Task brief = Only the number is wanted: count the lines that include the word "this".

Dataset entries
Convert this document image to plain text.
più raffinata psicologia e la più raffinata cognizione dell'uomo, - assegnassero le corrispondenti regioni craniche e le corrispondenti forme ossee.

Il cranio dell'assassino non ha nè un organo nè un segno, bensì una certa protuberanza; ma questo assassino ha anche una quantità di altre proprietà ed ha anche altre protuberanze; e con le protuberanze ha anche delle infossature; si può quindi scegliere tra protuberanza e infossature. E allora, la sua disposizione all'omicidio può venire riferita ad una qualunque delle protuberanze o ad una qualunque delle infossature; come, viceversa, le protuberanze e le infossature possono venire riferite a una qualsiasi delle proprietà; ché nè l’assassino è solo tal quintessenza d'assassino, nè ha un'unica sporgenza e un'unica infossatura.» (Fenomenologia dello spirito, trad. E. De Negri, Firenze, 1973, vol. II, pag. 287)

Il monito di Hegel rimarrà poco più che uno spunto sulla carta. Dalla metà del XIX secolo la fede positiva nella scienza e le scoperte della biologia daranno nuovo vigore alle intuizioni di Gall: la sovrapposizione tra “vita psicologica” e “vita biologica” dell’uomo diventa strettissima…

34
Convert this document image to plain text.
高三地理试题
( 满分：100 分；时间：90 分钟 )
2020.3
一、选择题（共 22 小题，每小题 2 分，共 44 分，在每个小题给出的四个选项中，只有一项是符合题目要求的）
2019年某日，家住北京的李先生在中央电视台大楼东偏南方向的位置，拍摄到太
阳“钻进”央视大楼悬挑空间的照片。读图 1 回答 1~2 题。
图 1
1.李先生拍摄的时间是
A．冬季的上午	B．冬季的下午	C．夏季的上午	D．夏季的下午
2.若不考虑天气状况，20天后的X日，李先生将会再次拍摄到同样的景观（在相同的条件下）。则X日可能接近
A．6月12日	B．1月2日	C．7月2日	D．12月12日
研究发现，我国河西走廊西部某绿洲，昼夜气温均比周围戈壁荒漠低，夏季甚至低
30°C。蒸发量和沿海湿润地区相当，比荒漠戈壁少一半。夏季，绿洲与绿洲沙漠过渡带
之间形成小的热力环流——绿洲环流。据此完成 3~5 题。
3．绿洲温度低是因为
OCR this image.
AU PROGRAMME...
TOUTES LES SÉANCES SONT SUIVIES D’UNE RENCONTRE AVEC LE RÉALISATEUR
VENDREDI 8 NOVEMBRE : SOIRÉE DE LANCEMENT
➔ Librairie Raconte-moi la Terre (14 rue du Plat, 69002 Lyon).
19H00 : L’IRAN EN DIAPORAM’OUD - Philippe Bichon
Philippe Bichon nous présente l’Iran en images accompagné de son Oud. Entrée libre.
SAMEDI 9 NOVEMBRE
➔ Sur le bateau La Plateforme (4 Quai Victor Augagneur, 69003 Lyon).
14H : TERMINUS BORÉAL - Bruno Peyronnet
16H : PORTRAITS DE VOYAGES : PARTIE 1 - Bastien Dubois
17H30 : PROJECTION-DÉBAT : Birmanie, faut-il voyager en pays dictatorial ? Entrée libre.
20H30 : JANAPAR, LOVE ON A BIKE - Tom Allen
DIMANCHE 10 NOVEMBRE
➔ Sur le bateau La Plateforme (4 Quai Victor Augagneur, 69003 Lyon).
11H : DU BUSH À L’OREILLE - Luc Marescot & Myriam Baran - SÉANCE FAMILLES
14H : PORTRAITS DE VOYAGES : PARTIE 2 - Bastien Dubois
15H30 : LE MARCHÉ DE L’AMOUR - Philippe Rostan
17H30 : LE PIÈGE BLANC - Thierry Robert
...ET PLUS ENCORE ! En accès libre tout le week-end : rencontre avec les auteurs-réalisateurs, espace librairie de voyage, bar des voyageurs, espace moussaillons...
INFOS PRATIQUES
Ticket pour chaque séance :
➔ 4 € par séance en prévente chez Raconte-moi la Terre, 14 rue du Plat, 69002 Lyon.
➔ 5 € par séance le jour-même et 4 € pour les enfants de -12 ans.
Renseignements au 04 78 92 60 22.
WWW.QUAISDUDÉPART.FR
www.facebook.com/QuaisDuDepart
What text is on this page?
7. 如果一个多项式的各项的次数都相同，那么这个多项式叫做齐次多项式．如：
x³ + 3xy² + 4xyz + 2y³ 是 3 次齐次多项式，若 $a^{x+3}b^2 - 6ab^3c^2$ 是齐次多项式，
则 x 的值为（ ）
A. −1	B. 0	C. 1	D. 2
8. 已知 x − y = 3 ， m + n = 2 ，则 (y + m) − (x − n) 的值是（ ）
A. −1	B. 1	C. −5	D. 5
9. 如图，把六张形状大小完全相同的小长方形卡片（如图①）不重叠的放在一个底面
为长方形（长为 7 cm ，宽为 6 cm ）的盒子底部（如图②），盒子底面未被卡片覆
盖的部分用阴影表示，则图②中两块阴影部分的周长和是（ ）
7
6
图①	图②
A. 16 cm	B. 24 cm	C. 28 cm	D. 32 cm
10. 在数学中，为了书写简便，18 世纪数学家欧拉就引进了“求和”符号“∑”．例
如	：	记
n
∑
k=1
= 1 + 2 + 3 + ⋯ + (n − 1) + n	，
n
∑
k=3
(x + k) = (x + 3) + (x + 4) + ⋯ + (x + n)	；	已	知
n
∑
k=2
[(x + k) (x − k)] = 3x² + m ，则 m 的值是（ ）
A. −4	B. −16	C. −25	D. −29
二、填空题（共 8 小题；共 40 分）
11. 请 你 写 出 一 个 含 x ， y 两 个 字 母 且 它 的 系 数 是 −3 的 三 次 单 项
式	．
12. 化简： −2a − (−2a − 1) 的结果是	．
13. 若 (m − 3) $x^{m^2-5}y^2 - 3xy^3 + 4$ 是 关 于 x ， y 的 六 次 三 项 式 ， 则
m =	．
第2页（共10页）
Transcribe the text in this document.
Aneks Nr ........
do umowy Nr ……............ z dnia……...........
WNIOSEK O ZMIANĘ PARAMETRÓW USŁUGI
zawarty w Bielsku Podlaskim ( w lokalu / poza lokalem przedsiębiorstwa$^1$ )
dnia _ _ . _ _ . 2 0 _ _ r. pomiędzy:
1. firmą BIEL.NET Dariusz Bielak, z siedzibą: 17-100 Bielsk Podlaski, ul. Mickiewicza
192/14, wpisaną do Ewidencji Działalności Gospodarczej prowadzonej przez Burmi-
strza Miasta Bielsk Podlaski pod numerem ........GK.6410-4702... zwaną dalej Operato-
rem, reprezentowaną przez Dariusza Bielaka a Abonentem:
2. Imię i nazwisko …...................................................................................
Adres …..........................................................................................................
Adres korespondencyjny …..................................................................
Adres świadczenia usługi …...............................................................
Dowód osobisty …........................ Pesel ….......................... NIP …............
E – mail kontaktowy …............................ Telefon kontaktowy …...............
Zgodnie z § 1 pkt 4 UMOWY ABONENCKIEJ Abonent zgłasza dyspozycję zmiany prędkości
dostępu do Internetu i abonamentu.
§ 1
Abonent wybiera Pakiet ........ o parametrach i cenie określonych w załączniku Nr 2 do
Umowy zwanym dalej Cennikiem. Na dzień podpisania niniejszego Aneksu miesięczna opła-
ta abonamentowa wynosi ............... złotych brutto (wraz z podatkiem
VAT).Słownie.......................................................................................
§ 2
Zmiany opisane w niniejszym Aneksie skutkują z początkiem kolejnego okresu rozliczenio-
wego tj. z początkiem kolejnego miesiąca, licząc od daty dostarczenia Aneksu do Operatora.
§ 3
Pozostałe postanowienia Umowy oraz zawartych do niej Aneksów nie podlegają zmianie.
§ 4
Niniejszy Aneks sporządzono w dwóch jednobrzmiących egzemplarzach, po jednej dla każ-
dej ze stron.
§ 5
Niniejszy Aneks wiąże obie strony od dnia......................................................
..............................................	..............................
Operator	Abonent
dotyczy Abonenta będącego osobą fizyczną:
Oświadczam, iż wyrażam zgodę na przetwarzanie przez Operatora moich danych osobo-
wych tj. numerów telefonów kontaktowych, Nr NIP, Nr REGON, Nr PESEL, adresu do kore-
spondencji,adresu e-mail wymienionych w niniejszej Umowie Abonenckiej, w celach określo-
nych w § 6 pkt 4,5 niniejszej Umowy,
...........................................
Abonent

Full answer = 5